[Start]

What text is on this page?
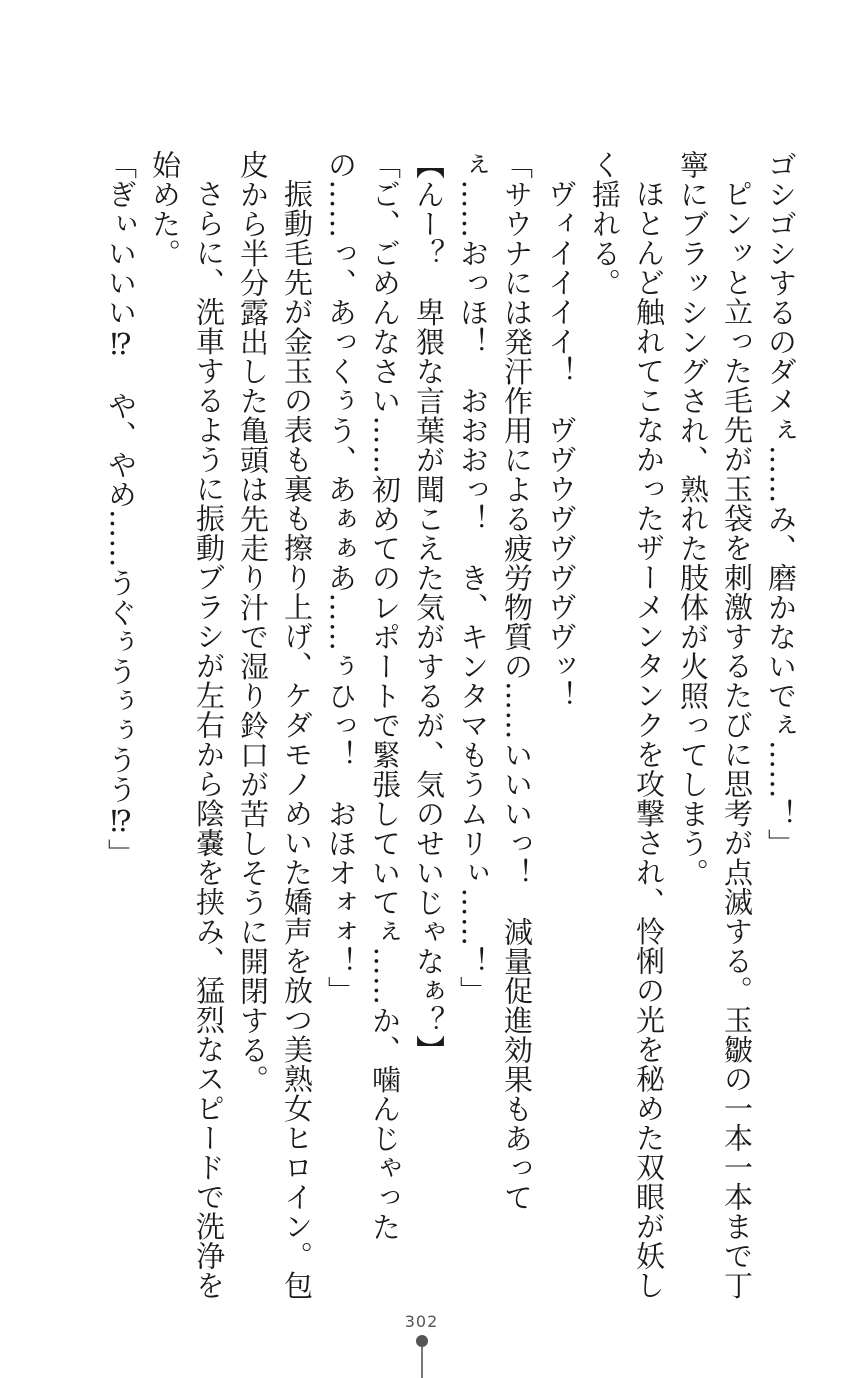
ゴシゴシするのダメぇ……み、磨かないでぇ……！」

ピンッと立った毛先が玉袋を刺激するたびに思考が点滅する。玉皺の一本一本まで丁寧にブラッシングされ、熟れた肢体が火照ってしまう。

ほとんど触れてこなかったザーメンタンクを攻撃され、怜悧の光を秘めた双眼が妖しく揺れる。

ヴィイイイイ！　ヴヴウヴヴヴヴヴッ！

「サウナには発汗作用による疲労物質の……いいいっ！　減量促進効果もあってぇ……おっほ！　おおおっ！　き、キンタマもうムリぃ……！」

【んー？　卑猥な言葉が聞こえた気がするが、気のせいじゃなぁ？】

「ご、ごめんなさい……初めてのレポートで緊張していてぇ……か、噛んじゃったの……っ、あっくぅう、あぁぁあ……ぅひっ！　おほオォォ！」

振動毛先が金玉の表も裏も擦り上げ、ケダモノめいた嬌声を放つ美熟女ヒロイン。包皮から半分露出した亀頭は先走り汁で湿り鈴口が苦しそうに開閉する。

さらに、洗車するように振動ブラシが左右から陰嚢を挟み、猛烈なスピードで洗浄を始めた。

「ぎぃいいい⁉　や、やめ……うぐぅうぅぅうう⁉」

302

[End]

▶ [THE REQUEST]:
Transcribe the material as is, with images omitted.

▶ [OUTPUT BELOW]:
What text is on this page?
ゴシゴシするのダメぇ……み、磨かないでぇ……！」

ピンッと立った毛先が玉袋を刺激するたびに思考が点滅する。玉皺の一本一本まで丁寧にブラッシングされ、熟れた肢体が火照ってしまう。

ほとんど触れてこなかったザーメンタンクを攻撃され、怜悧の光を秘めた双眼が妖しく揺れる。

ヴィイイイイ！　ヴヴウヴヴヴヴヴッ！

「サウナには発汗作用による疲労物質の……いいいっ！　減量促進効果もあってぇ……おっほ！　おおおっ！　き、キンタマもうムリぃ……！」

【んー？　卑猥な言葉が聞こえた気がするが、気のせいじゃなぁ？】

「ご、ごめんなさい……初めてのレポートで緊張していてぇ……か、噛んじゃったの……っ、あっくぅう、あぁぁあ……ぅひっ！　おほオォォ！」

振動毛先が金玉の表も裏も擦り上げ、ケダモノめいた嬌声を放つ美熟女ヒロイン。包皮から半分露出した亀頭は先走り汁で湿り鈴口が苦しそうに開閉する。

さらに、洗車するように振動ブラシが左右から陰嚢を挟み、猛烈なスピードで洗浄を始めた。

「ぎぃいいい⁉　や、やめ……うぐぅうぅぅうう⁉」

302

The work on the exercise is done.